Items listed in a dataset
━━━━━━━━━━
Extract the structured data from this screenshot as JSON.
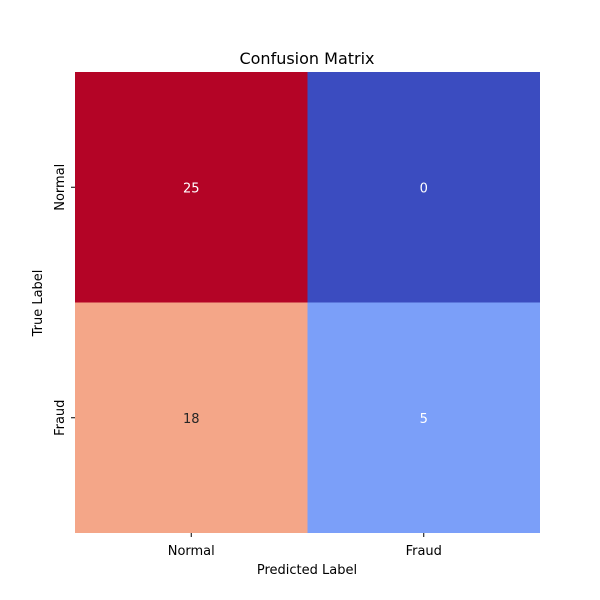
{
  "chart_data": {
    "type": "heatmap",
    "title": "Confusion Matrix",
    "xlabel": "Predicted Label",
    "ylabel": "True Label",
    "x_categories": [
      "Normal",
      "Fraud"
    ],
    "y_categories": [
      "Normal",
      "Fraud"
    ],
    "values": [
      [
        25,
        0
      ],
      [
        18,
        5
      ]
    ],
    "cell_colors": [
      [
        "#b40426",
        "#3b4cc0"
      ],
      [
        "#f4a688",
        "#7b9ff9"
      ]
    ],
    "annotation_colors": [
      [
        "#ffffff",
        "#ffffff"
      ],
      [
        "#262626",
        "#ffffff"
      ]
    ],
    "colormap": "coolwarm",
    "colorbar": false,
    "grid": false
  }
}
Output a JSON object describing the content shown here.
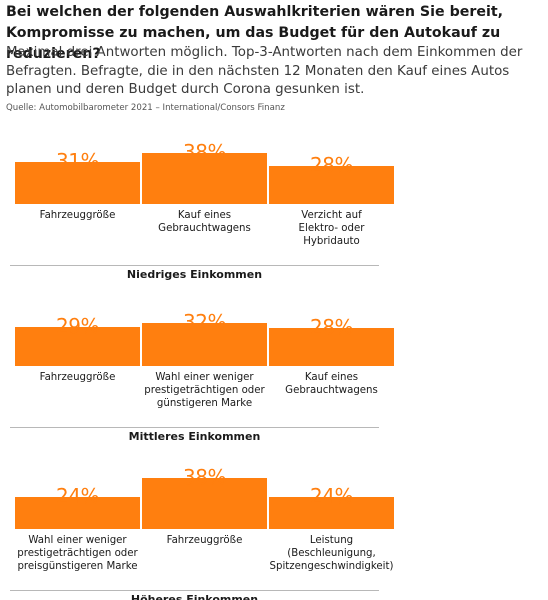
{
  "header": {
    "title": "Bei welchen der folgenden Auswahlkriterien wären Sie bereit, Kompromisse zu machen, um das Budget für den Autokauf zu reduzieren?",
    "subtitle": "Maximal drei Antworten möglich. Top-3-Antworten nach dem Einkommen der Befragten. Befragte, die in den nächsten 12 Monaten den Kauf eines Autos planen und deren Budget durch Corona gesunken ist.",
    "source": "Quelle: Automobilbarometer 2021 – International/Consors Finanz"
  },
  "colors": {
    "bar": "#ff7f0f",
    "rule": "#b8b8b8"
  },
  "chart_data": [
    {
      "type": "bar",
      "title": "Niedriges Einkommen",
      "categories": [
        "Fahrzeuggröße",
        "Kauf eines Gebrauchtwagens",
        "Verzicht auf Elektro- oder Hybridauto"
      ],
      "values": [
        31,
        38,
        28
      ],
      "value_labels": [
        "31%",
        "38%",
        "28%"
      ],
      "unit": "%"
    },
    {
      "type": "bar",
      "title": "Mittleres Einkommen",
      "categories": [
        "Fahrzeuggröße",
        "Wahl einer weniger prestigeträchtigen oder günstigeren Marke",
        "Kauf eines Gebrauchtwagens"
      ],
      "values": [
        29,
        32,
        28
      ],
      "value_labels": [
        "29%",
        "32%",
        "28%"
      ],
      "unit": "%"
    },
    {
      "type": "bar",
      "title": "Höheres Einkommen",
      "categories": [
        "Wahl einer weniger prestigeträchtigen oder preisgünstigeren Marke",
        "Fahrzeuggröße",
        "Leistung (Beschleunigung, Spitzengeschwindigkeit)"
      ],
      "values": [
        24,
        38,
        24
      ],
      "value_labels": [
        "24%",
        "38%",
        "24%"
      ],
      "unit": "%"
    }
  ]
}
━━━━━━━━━━
Omit the pictures and reproduce the listing exactly.

#### WRITTEN SOLUTION:
Extract the structured data from this screenshot as JSON.
{
  "chart_data": {
    "type": "heatmap",
    "title": "Confusion Matrix",
    "xlabel": "Predicted Label",
    "ylabel": "True Label",
    "x_categories": [
      "Normal",
      "Fraud"
    ],
    "y_categories": [
      "Normal",
      "Fraud"
    ],
    "values": [
      [
        25,
        0
      ],
      [
        18,
        5
      ]
    ],
    "cell_colors": [
      [
        "#b40426",
        "#3b4cc0"
      ],
      [
        "#f4a688",
        "#7b9ff9"
      ]
    ],
    "annotation_colors": [
      [
        "#ffffff",
        "#ffffff"
      ],
      [
        "#262626",
        "#ffffff"
      ]
    ],
    "colormap": "coolwarm",
    "colorbar": false,
    "grid": false
  }
}
Output a JSON object describing the content shown here.
{
  "header": {
    "title": "Bei welchen der folgenden Auswahlkriterien wären Sie bereit, Kompromisse zu machen, um das Budget für den Autokauf zu reduzieren?",
    "subtitle": "Maximal drei Antworten möglich. Top-3-Antworten nach dem Einkommen der Befragten. Befragte, die in den nächsten 12 Monaten den Kauf eines Autos planen und deren Budget durch Corona gesunken ist.",
    "source": "Quelle: Automobilbarometer 2021 – International/Consors Finanz"
  },
  "colors": {
    "bar": "#ff7f0f",
    "rule": "#b8b8b8"
  },
  "chart_data": [
    {
      "type": "bar",
      "title": "Niedriges Einkommen",
      "categories": [
        "Fahrzeuggröße",
        "Kauf eines Gebrauchtwagens",
        "Verzicht auf Elektro- oder Hybridauto"
      ],
      "values": [
        31,
        38,
        28
      ],
      "value_labels": [
        "31%",
        "38%",
        "28%"
      ],
      "unit": "%"
    },
    {
      "type": "bar",
      "title": "Mittleres Einkommen",
      "categories": [
        "Fahrzeuggröße",
        "Wahl einer weniger prestigeträchtigen oder günstigeren Marke",
        "Kauf eines Gebrauchtwagens"
      ],
      "values": [
        29,
        32,
        28
      ],
      "value_labels": [
        "29%",
        "32%",
        "28%"
      ],
      "unit": "%"
    },
    {
      "type": "bar",
      "title": "Höheres Einkommen",
      "categories": [
        "Wahl einer weniger prestigeträchtigen oder preisgünstigeren Marke",
        "Fahrzeuggröße",
        "Leistung (Beschleunigung, Spitzengeschwindigkeit)"
      ],
      "values": [
        24,
        38,
        24
      ],
      "value_labels": [
        "24%",
        "38%",
        "24%"
      ],
      "unit": "%"
    }
  ]
}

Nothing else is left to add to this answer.